Each line that holds the word "février" should be returned.

=== Records that describe figures ===
— BEGIN —

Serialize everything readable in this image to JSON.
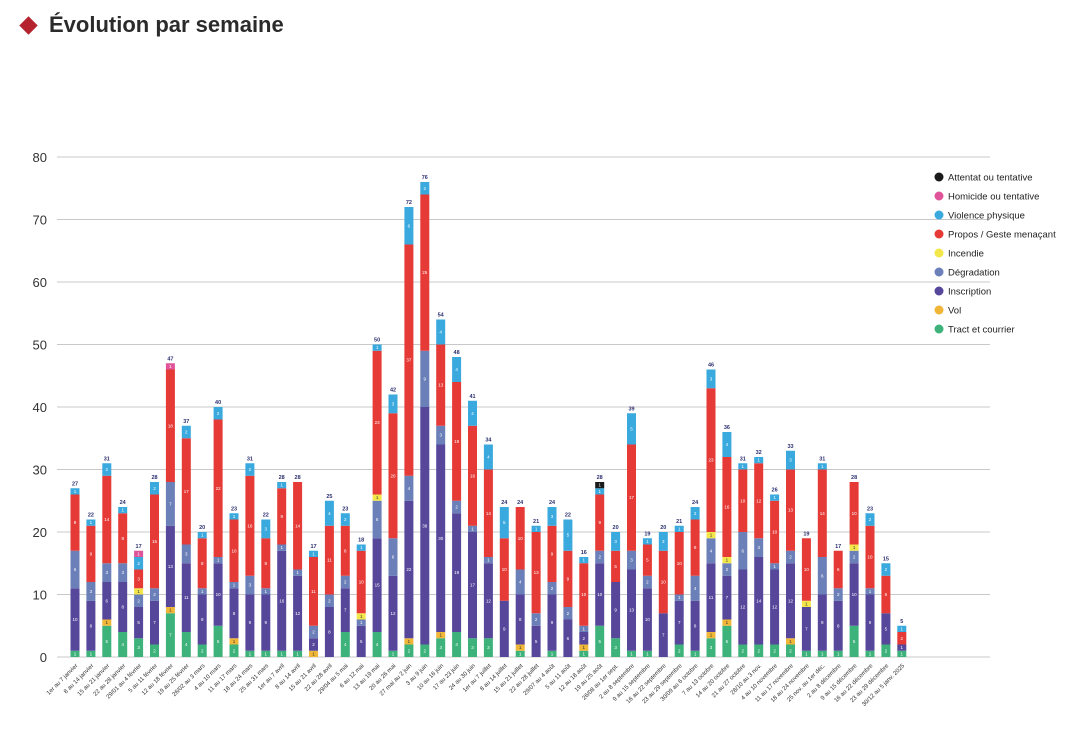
{
  "page": {
    "title": "Évolution par semaine"
  },
  "chart_data": {
    "type": "bar",
    "stacked": true,
    "title": "Évolution par semaine",
    "xlabel": "",
    "ylabel": "",
    "ylim": [
      0,
      80
    ],
    "yticks": [
      0,
      10,
      20,
      30,
      40,
      50,
      60,
      70,
      80
    ],
    "grid": true,
    "legend_position": "right",
    "categories": [
      "1er au 7 janvier",
      "8 au 14 janvier",
      "15 au 21 janvier",
      "22 au 28 janvier",
      "29/01 au 4 février",
      "5 au 11 février",
      "12 au 18 février",
      "19 au 25 février",
      "26/02 au 3 mars",
      "4 au 10 mars",
      "11 au 17 mars",
      "18 au 24 mars",
      "25 au 31 mars",
      "1er au 7 avril",
      "8 au 14 avril",
      "15 au 21 avril",
      "22 au 28 avril",
      "29/04 au 5 mai",
      "6 au 12 mai",
      "13 au 19 mai",
      "20 au 26 mai",
      "27 mai au 2 juin",
      "3 au 9 juin",
      "10 au 16 juin",
      "17 au 23 juin",
      "24 au 30 juin",
      "1er au 7 juillet",
      "8 au 14 juillet",
      "15 au 21 juillet",
      "22 au 28 juillet",
      "29/07 au 4 août",
      "5 au 11 août",
      "12 au 18 août",
      "19 au 25 août",
      "26/08 au 1er sept.",
      "2 au 8 septembre",
      "9 au 15 septembre",
      "16 au 22 septembre",
      "23 au 29 septembre",
      "30/09 au 6 octobre",
      "7 au 13 octobre",
      "14 au 20 octobre",
      "21 au 27 octobre",
      "28/10 au 3 nov.",
      "4 au 10 novembre",
      "11 au 17 novembre",
      "18 au 24 novembre",
      "25 nov. au 1er déc.",
      "2 au 8 décembre",
      "9 au 15 décembre",
      "16 au 22 décembre",
      "23 au 29 décembre",
      "30/12 au 5 janv. 2025"
    ],
    "totals": [
      27,
      22,
      31,
      24,
      17,
      28,
      47,
      37,
      20,
      40,
      23,
      31,
      22,
      28,
      28,
      17,
      25,
      23,
      18,
      50,
      42,
      72,
      76,
      54,
      48,
      41,
      34,
      24,
      24,
      21,
      24,
      22,
      16,
      28,
      20,
      39,
      19,
      20,
      21,
      24,
      46,
      36,
      31,
      32,
      26,
      33,
      19,
      31,
      17,
      28,
      23,
      15,
      5
    ],
    "series": [
      {
        "name": "Attentat ou tentative",
        "color": "#1a1a1a",
        "values": [
          0,
          0,
          0,
          0,
          0,
          0,
          0,
          0,
          0,
          0,
          0,
          0,
          0,
          0,
          0,
          0,
          0,
          0,
          0,
          0,
          0,
          0,
          0,
          0,
          0,
          0,
          0,
          0,
          0,
          0,
          0,
          0,
          0,
          1,
          0,
          0,
          0,
          0,
          0,
          0,
          0,
          0,
          0,
          0,
          0,
          0,
          0,
          0,
          0,
          0,
          0,
          0,
          0
        ]
      },
      {
        "name": "Homicide ou tentative",
        "color": "#e0559a",
        "values": [
          0,
          0,
          0,
          0,
          1,
          0,
          1,
          0,
          0,
          0,
          0,
          0,
          0,
          0,
          0,
          0,
          0,
          0,
          0,
          0,
          0,
          0,
          0,
          0,
          0,
          0,
          0,
          0,
          0,
          0,
          0,
          0,
          0,
          0,
          0,
          0,
          0,
          0,
          0,
          0,
          0,
          0,
          0,
          0,
          0,
          0,
          0,
          0,
          0,
          0,
          0,
          0,
          0
        ]
      },
      {
        "name": "Violence physique",
        "color": "#3aa9de",
        "values": [
          1,
          1,
          2,
          1,
          2,
          2,
          0,
          2,
          1,
          2,
          1,
          2,
          3,
          1,
          0,
          1,
          4,
          2,
          1,
          1,
          3,
          6,
          2,
          4,
          4,
          4,
          4,
          5,
          0,
          1,
          3,
          5,
          1,
          1,
          3,
          5,
          1,
          3,
          1,
          2,
          3,
          4,
          1,
          1,
          1,
          3,
          0,
          1,
          0,
          0,
          2,
          2,
          1
        ]
      },
      {
        "name": "Propos / Geste menaçant",
        "color": "#e63a36",
        "values": [
          9,
          9,
          14,
          8,
          3,
          15,
          18,
          17,
          8,
          22,
          10,
          16,
          8,
          9,
          14,
          11,
          11,
          8,
          10,
          23,
          20,
          37,
          25,
          13,
          19,
          16,
          14,
          10,
          10,
          13,
          9,
          9,
          10,
          9,
          5,
          17,
          5,
          10,
          10,
          9,
          23,
          16,
          10,
          12,
          10,
          13,
          10,
          14,
          6,
          10,
          10,
          6,
          2
        ]
      },
      {
        "name": "Incendie",
        "color": "#f2e64a",
        "values": [
          0,
          0,
          0,
          0,
          1,
          0,
          0,
          0,
          0,
          0,
          0,
          0,
          0,
          0,
          0,
          0,
          0,
          0,
          1,
          1,
          0,
          0,
          0,
          0,
          0,
          0,
          0,
          0,
          0,
          0,
          0,
          0,
          0,
          0,
          0,
          0,
          0,
          0,
          0,
          0,
          1,
          1,
          0,
          0,
          0,
          0,
          1,
          0,
          0,
          1,
          0,
          0,
          0
        ]
      },
      {
        "name": "Dégradation",
        "color": "#6b7fb8",
        "values": [
          6,
          3,
          3,
          3,
          2,
          2,
          7,
          3,
          1,
          1,
          1,
          3,
          1,
          1,
          1,
          2,
          2,
          2,
          1,
          6,
          6,
          4,
          9,
          3,
          2,
          1,
          1,
          0,
          4,
          2,
          2,
          2,
          1,
          2,
          0,
          3,
          2,
          0,
          1,
          4,
          4,
          2,
          6,
          3,
          1,
          2,
          0,
          6,
          2,
          2,
          1,
          0,
          0
        ]
      },
      {
        "name": "Inscription",
        "color": "#56479b",
        "values": [
          10,
          8,
          6,
          8,
          5,
          7,
          13,
          11,
          8,
          10,
          8,
          9,
          9,
          16,
          12,
          2,
          8,
          7,
          5,
          15,
          12,
          22,
          38,
          30,
          19,
          17,
          12,
          9,
          8,
          5,
          9,
          6,
          2,
          10,
          9,
          13,
          10,
          7,
          7,
          8,
          11,
          7,
          12,
          14,
          12,
          12,
          7,
          9,
          8,
          10,
          9,
          5,
          1
        ]
      },
      {
        "name": "Vol",
        "color": "#f0b638",
        "values": [
          0,
          0,
          1,
          0,
          0,
          0,
          1,
          0,
          0,
          0,
          1,
          0,
          0,
          0,
          0,
          1,
          0,
          0,
          0,
          0,
          0,
          1,
          0,
          1,
          0,
          0,
          0,
          0,
          1,
          0,
          0,
          0,
          1,
          0,
          0,
          0,
          0,
          0,
          0,
          0,
          1,
          1,
          0,
          0,
          0,
          1,
          0,
          0,
          0,
          0,
          0,
          0,
          0
        ]
      },
      {
        "name": "Tract et courrier",
        "color": "#3db27b",
        "values": [
          1,
          1,
          5,
          4,
          3,
          2,
          7,
          4,
          2,
          5,
          2,
          1,
          1,
          1,
          1,
          0,
          0,
          4,
          0,
          4,
          1,
          2,
          2,
          3,
          4,
          3,
          3,
          0,
          1,
          0,
          1,
          0,
          1,
          5,
          3,
          1,
          1,
          0,
          2,
          1,
          3,
          5,
          2,
          2,
          2,
          2,
          1,
          1,
          1,
          5,
          1,
          2,
          1
        ]
      }
    ]
  }
}
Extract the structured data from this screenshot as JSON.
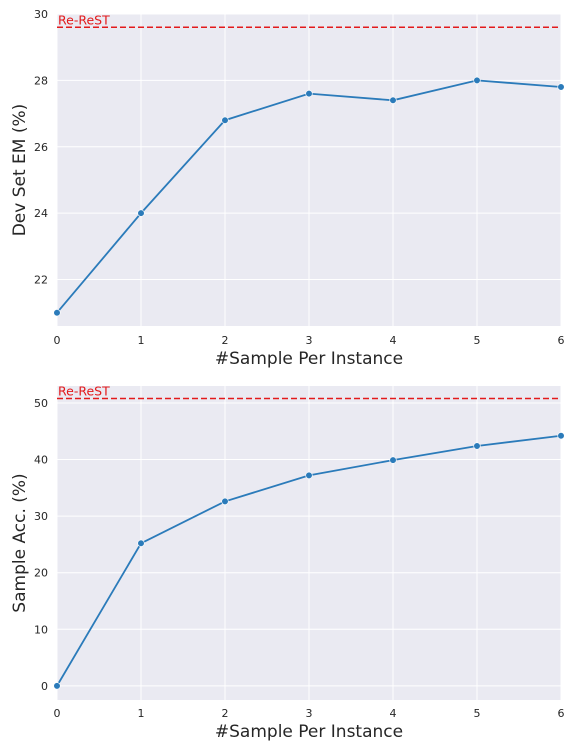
{
  "chart_data": [
    {
      "type": "line",
      "xlabel": "#Sample Per Instance",
      "ylabel": "Dev Set EM (%)",
      "x": [
        0,
        1,
        2,
        3,
        4,
        5,
        6
      ],
      "xticks": [
        "0",
        "1",
        "2",
        "3",
        "4",
        "5",
        "6"
      ],
      "xlim": [
        0,
        6
      ],
      "yticks": [
        "22",
        "24",
        "26",
        "28",
        "30"
      ],
      "ylim": [
        20.6,
        30.0
      ],
      "grid": true,
      "series": [
        {
          "values": [
            21.0,
            24.0,
            26.8,
            27.6,
            27.4,
            28.0,
            27.8
          ],
          "color": "#2b7bba"
        }
      ],
      "reference_line": {
        "label": "Re-ReST",
        "value": 29.6,
        "color": "#e31a1c"
      }
    },
    {
      "type": "line",
      "xlabel": "#Sample Per Instance",
      "ylabel": "Sample Acc. (%)",
      "x": [
        0,
        1,
        2,
        3,
        4,
        5,
        6
      ],
      "xticks": [
        "0",
        "1",
        "2",
        "3",
        "4",
        "5",
        "6"
      ],
      "xlim": [
        0,
        6
      ],
      "yticks": [
        "0",
        "10",
        "20",
        "30",
        "40",
        "50"
      ],
      "ylim": [
        -2.5,
        53.0
      ],
      "grid": true,
      "series": [
        {
          "values": [
            0.0,
            25.2,
            32.6,
            37.2,
            39.9,
            42.4,
            44.2
          ],
          "color": "#2b7bba"
        }
      ],
      "reference_line": {
        "label": "Re-ReST",
        "value": 50.8,
        "color": "#e31a1c"
      }
    }
  ]
}
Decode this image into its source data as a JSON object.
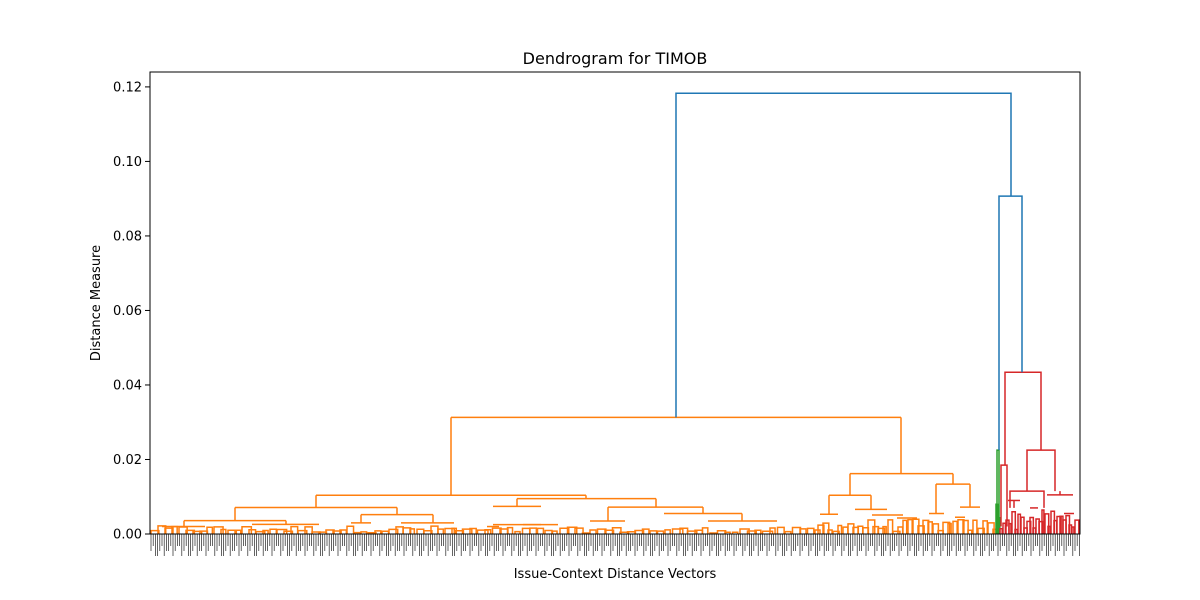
{
  "chart_data": {
    "type": "dendrogram",
    "title": "Dendrogram for TIMOB",
    "xlabel": "Issue-Context Distance Vectors",
    "ylabel": "Distance Measure",
    "ylim": [
      0,
      0.124
    ],
    "yticks": [
      "0.00",
      "0.02",
      "0.04",
      "0.06",
      "0.08",
      "0.10",
      "0.12"
    ],
    "grid": false,
    "leaf_labels": "dense, unreadable",
    "colors": {
      "root": "#1f77b4",
      "cluster_1": "#ff7f0e",
      "cluster_2": "#2ca02c",
      "cluster_3": "#d62728"
    },
    "merges": [
      {
        "cluster": "root",
        "height": 0.1183
      },
      {
        "cluster": "root",
        "height": 0.0907
      },
      {
        "cluster": "cluster_3",
        "height": 0.0434
      },
      {
        "cluster": "cluster_1",
        "height": 0.0313
      },
      {
        "cluster": "cluster_2",
        "height": 0.0225
      },
      {
        "cluster": "cluster_3",
        "height": 0.0225
      },
      {
        "cluster": "cluster_1",
        "height": 0.0162
      },
      {
        "cluster": "cluster_3",
        "height": 0.0185
      },
      {
        "cluster": "cluster_1",
        "height": 0.0134
      },
      {
        "cluster": "cluster_3",
        "height": 0.0115
      },
      {
        "cluster": "cluster_1",
        "height": 0.0104
      },
      {
        "cluster": "cluster_3",
        "height": 0.0105
      },
      {
        "cluster": "cluster_1",
        "height": 0.0095
      },
      {
        "cluster": "cluster_1",
        "height": 0.0074
      },
      {
        "cluster": "cluster_1",
        "height": 0.0072
      },
      {
        "cluster": "cluster_1",
        "height": 0.0071
      },
      {
        "cluster": "cluster_1",
        "height": 0.0066
      },
      {
        "cluster": "cluster_1",
        "height": 0.0055
      },
      {
        "cluster": "cluster_1",
        "height": 0.0053
      },
      {
        "cluster": "cluster_1",
        "height": 0.0052
      },
      {
        "cluster": "cluster_1",
        "height": 0.0051
      },
      {
        "cluster": "cluster_1",
        "height": 0.0045
      },
      {
        "cluster": "cluster_1",
        "height": 0.0043
      },
      {
        "cluster": "cluster_1",
        "height": 0.0036
      },
      {
        "cluster": "cluster_1",
        "height": 0.0035
      },
      {
        "cluster": "cluster_1",
        "height": 0.003
      },
      {
        "cluster": "cluster_1",
        "height": 0.0026
      },
      {
        "cluster": "cluster_1",
        "height": 0.0025
      },
      {
        "cluster": "cluster_1",
        "height": 0.002
      },
      {
        "cluster": "cluster_1",
        "height": 0.0015
      }
    ]
  }
}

— END —

=== EXERCISE RESULT ===
      "29/01 au 4 février",
      "5 au 11 février",
      "12 au 18 février",
      "19 au 25 février",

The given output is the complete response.